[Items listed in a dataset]
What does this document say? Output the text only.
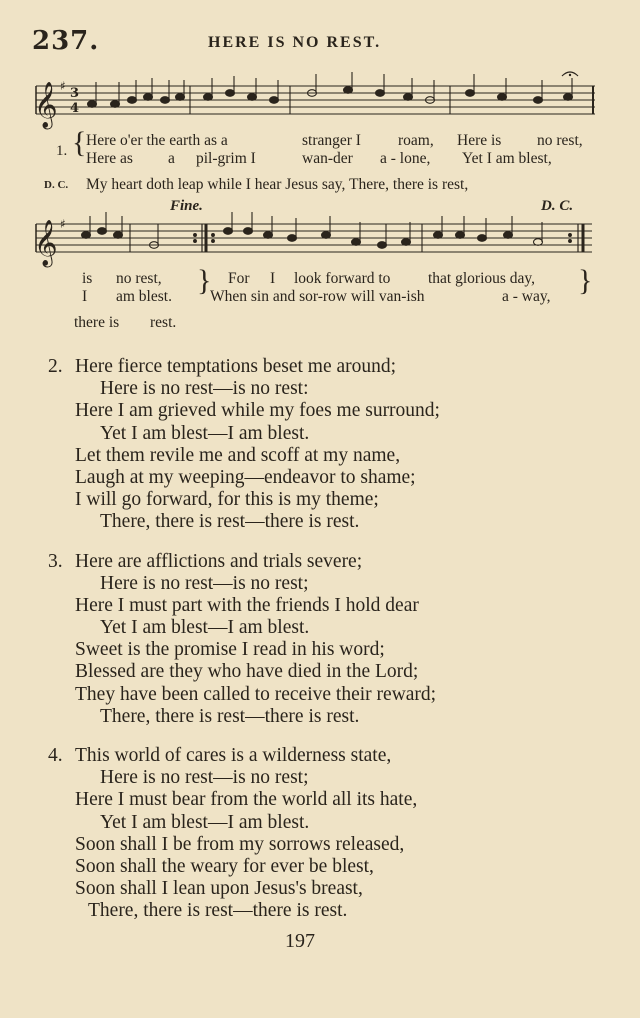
237.	HERE IS NO REST.
𝄞 ♯ 3
4
1. { Here o'er the earth as a	stranger I roam, Here is no rest,
Here as a pil-grim I	wan-der a - lone, Yet I am blest,
D. C. My heart doth leap while I hear Jesus say, There, there is rest,
Fine.	D. C.
𝄞 ♯
is no rest,	For I look forward to that glorious day,
}	}
I am blest. When sin and sor-row will van-ish	a - way,
there is rest.
2. Here fierce temptations beset me around;
Here is no rest—is no rest:
Here I am grieved while my foes me surround;
Yet I am blest—I am blest.
Let them revile me and scoff at my name,
Laugh at my weeping—endeavor to shame;
I will go forward, for this is my theme;
There, there is rest—there is rest.
3. Here are afflictions and trials severe;
Here is no rest—is no rest;
Here I must part with the friends I hold dear
Yet I am blest—I am blest.
Sweet is the promise I read in his word;
Blessed are they who have died in the Lord;
They have been called to receive their reward;
There, there is rest—there is rest.
4. This world of cares is a wilderness state,
Here is no rest—is no rest;
Here I must bear from the world all its hate,
Yet I am blest—I am blest.
Soon shall I be from my sorrows released,
Soon shall the weary for ever be blest,
Soon shall I lean upon Jesus's breast,
There, there is rest—there is rest.
197
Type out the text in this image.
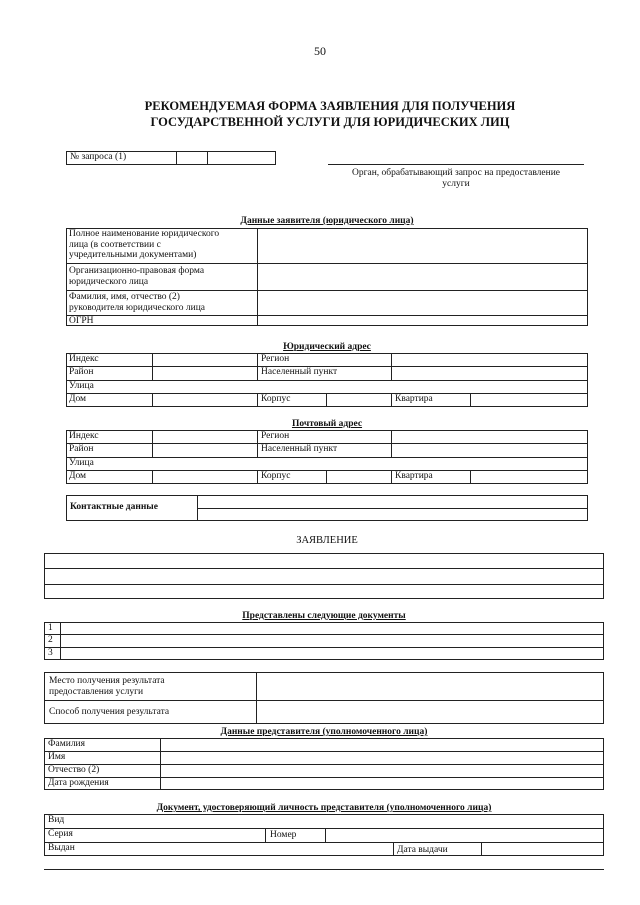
50
РЕКОМЕНДУЕМАЯ ФОРМА ЗАЯВЛЕНИЯ ДЛЯ ПОЛУЧЕНИЯ
ГОСУДАРСТВЕННОЙ УСЛУГИ ДЛЯ ЮРИДИЧЕСКИХ ЛИЦ
№ запроса (1)
Орган, обрабатывающий запрос на предоставление
услуги
Данные заявителя (юридического лица)
Полное наименование юридического
лица (в соответствии с
учредительными документами)
Организационно-правовая форма
юридического лица
Фамилия, имя, отчество (2)
руководителя юридического лица
ОГРН
Юридический адрес
Индекс	Регион
Район	Населенный пункт
Улица
Дом	Корпус	Квартира
Почтовый адрес
Индекс	Регион
Район	Населенный пункт
Улица
Дом	Корпус	Квартира
Контактные данные
ЗАЯВЛЕНИЕ
Представлены следующие документы
1
2
3
Место получения результата
предоставления услуги
Способ получения результата
Данные представителя (уполномоченного лица)
Фамилия
Имя
Отчество (2)
Дата рождения
Документ, удостоверяющий личность представителя (уполномоченного лица)
Вид
Серия	Номер
Выдан	Дата выдачи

**Problem statement**. Reproduce precisely the lines of the entries above, from the one containing "Type out the text in this image." through the final one, both ends included, and omit the pictures.

**Solution to this exercise**.
Type out the text in this image.
50
РЕКОМЕНДУЕМАЯ ФОРМА ЗАЯВЛЕНИЯ ДЛЯ ПОЛУЧЕНИЯ
ГОСУДАРСТВЕННОЙ УСЛУГИ ДЛЯ ЮРИДИЧЕСКИХ ЛИЦ
№ запроса (1)
Орган, обрабатывающий запрос на предоставление
услуги
Данные заявителя (юридического лица)
Полное наименование юридического
лица (в соответствии с
учредительными документами)
Организационно-правовая форма
юридического лица
Фамилия, имя, отчество (2)
руководителя юридического лица
ОГРН
Юридический адрес
Индекс	Регион
Район	Населенный пункт
Улица
Дом	Корпус	Квартира
Почтовый адрес
Индекс	Регион
Район	Населенный пункт
Улица
Дом	Корпус	Квартира
Контактные данные
ЗАЯВЛЕНИЕ
Представлены следующие документы
1
2
3
Место получения результата
предоставления услуги
Способ получения результата
Данные представителя (уполномоченного лица)
Фамилия
Имя
Отчество (2)
Дата рождения
Документ, удостоверяющий личность представителя (уполномоченного лица)
Вид
Серия	Номер
Выдан	Дата выдачи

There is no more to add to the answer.